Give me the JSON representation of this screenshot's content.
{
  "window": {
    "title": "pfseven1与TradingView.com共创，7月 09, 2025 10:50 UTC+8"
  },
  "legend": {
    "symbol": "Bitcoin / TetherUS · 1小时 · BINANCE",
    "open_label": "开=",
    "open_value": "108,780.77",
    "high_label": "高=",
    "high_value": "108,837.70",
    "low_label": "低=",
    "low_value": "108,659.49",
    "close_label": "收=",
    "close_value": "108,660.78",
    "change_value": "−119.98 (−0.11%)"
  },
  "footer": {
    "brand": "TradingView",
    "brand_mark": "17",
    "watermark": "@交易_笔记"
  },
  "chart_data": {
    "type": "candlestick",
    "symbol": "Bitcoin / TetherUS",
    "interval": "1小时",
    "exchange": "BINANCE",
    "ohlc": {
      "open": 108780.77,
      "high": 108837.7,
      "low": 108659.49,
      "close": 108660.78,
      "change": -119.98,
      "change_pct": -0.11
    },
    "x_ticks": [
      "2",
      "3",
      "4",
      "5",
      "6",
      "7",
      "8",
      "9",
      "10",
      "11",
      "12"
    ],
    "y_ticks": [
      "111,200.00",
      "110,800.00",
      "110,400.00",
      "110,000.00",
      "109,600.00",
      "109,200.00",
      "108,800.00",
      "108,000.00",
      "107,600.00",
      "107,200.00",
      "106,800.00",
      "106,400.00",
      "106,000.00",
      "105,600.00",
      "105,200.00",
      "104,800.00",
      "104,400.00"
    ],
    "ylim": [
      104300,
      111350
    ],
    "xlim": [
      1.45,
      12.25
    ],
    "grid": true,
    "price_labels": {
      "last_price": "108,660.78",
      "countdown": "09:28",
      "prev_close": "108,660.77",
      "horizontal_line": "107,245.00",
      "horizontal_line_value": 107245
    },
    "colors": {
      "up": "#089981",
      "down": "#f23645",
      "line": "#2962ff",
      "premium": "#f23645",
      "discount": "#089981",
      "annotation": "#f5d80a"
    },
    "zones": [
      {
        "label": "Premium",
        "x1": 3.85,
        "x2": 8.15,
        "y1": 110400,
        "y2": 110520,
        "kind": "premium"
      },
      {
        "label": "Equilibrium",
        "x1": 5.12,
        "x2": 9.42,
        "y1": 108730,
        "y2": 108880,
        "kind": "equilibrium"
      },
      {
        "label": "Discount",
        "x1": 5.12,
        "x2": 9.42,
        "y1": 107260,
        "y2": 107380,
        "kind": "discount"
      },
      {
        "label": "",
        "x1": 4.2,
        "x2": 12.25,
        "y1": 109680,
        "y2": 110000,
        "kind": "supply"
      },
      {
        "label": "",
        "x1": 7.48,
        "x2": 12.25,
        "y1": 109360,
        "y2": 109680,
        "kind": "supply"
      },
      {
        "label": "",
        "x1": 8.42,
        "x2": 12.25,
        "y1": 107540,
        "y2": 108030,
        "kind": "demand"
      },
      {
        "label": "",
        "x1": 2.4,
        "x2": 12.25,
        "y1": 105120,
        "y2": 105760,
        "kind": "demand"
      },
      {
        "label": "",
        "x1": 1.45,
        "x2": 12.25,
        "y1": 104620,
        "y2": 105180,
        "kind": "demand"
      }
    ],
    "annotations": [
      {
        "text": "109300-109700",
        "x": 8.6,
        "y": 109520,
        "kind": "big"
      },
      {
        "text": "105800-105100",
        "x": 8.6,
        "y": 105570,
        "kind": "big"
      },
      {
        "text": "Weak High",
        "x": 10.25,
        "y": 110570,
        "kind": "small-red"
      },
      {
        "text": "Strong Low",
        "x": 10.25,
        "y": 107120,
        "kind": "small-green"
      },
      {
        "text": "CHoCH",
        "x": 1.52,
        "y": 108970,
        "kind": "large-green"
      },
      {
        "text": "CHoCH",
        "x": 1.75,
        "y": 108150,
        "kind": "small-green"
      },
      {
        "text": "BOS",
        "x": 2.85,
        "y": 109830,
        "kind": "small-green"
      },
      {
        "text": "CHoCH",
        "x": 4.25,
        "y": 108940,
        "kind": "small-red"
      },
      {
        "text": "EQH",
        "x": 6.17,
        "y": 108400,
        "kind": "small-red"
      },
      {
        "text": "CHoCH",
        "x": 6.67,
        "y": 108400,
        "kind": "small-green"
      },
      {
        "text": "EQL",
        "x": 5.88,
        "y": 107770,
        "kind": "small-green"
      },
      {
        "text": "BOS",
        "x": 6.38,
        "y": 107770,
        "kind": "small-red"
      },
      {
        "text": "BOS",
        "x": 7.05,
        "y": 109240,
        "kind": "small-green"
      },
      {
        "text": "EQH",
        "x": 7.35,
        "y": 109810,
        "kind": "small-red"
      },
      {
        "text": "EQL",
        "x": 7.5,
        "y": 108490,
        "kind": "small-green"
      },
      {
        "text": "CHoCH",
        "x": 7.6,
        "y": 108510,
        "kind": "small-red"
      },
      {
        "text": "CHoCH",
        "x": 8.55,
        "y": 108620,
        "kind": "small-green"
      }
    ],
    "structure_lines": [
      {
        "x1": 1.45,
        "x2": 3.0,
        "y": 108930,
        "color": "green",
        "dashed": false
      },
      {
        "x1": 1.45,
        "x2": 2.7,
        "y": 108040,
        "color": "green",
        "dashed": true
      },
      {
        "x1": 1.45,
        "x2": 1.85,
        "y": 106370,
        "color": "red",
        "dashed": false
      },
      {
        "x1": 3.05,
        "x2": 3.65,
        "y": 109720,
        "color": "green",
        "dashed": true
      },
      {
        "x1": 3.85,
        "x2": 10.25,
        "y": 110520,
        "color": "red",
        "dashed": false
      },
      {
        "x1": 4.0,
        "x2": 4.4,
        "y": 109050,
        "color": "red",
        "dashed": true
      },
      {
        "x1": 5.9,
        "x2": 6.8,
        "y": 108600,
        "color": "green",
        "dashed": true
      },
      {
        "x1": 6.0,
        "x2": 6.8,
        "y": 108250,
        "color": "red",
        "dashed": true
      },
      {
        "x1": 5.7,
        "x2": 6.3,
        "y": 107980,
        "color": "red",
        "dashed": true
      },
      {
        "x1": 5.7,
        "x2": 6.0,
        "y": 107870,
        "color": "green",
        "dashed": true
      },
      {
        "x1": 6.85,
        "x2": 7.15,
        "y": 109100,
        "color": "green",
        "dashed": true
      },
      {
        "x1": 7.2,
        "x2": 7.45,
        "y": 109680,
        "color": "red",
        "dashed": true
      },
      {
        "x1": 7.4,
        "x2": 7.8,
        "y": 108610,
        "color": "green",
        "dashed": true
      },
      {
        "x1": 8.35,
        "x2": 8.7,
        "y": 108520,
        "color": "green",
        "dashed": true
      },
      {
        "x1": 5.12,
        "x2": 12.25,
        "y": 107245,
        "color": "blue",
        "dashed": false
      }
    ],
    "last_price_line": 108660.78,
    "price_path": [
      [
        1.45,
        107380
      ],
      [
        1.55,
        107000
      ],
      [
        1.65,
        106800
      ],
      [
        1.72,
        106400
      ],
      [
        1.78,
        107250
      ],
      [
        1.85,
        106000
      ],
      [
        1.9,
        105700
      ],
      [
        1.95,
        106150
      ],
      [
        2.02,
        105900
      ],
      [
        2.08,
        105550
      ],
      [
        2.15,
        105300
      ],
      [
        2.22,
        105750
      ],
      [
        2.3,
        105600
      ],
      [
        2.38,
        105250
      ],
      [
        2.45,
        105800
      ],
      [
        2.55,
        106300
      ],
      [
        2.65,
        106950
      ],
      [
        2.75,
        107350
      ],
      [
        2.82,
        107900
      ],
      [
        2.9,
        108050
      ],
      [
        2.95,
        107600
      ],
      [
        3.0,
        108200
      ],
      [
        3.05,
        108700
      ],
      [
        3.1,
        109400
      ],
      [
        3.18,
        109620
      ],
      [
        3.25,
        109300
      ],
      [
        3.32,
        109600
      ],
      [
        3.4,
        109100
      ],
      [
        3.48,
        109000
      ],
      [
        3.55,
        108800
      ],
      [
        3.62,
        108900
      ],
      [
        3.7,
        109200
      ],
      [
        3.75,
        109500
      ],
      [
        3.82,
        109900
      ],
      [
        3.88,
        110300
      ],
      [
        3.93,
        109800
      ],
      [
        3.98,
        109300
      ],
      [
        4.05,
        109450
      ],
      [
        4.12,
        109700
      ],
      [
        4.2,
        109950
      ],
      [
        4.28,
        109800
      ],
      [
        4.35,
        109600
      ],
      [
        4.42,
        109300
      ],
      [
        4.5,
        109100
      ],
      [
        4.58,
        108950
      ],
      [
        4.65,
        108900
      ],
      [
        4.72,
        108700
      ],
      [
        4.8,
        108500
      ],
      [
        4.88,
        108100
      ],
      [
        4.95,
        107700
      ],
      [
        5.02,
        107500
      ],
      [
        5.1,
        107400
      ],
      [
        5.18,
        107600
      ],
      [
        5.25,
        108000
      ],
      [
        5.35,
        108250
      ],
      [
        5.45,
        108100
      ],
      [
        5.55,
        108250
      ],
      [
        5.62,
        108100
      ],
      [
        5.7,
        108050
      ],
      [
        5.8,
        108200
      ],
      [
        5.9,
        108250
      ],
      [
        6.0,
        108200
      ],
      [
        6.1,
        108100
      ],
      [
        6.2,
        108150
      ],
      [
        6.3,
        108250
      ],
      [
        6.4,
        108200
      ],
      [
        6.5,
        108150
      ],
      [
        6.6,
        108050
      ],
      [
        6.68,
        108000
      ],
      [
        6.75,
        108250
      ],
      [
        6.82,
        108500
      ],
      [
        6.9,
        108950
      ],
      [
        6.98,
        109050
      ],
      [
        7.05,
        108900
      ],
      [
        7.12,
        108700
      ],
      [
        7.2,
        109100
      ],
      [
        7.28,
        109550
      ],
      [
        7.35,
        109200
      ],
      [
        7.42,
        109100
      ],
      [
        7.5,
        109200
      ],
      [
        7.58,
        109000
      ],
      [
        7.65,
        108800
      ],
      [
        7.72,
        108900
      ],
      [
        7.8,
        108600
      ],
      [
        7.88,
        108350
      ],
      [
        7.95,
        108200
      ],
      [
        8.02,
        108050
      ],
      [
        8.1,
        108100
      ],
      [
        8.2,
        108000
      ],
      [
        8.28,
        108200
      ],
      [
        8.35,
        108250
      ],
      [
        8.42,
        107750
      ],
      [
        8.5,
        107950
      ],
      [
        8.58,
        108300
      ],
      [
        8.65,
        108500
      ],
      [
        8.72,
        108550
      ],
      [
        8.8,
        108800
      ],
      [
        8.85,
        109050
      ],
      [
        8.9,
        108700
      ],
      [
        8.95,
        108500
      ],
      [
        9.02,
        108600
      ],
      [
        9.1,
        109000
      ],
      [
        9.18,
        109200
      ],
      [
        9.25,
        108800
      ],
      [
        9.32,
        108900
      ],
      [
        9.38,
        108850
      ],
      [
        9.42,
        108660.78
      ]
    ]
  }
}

Work required -> Which lines contain the word "TetherUS"? Copy each of them.

Problem solution ->
    "symbol": "Bitcoin / TetherUS · 1小时 · BINANCE",
    "symbol": "Bitcoin / TetherUS",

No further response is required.